[Dataset items]
## Begin

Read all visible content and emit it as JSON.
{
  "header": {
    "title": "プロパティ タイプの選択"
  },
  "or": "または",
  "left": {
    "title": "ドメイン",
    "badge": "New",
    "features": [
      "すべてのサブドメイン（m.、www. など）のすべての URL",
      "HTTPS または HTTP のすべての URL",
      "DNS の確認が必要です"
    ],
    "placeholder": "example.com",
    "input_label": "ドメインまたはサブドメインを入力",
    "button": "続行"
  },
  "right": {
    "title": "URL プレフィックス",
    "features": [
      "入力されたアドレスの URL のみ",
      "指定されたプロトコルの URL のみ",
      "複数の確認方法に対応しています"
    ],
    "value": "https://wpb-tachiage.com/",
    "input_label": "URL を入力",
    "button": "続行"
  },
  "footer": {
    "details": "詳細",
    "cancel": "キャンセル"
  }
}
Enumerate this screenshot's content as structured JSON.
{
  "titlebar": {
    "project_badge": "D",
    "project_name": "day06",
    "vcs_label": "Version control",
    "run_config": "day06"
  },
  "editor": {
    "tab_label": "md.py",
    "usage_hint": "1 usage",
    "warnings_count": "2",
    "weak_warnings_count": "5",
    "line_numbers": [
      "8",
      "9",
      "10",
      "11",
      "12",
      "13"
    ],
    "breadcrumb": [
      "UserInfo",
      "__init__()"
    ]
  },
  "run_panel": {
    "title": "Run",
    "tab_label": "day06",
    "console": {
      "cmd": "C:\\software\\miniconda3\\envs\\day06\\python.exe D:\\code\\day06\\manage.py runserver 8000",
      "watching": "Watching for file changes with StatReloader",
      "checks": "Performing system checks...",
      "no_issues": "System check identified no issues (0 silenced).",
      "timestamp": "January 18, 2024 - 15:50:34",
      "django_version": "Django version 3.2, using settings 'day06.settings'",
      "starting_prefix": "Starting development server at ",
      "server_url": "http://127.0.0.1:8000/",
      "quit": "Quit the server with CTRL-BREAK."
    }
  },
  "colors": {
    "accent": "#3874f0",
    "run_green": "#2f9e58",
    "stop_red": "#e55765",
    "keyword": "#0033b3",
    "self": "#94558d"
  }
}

## End

# [TASK DIRECTIONS]
Show each line of the data that contains the string "JSON".

# [TASK ANSWER]
Read all visible content and emit it as JSON.
Enumerate this screenshot's content as structured JSON.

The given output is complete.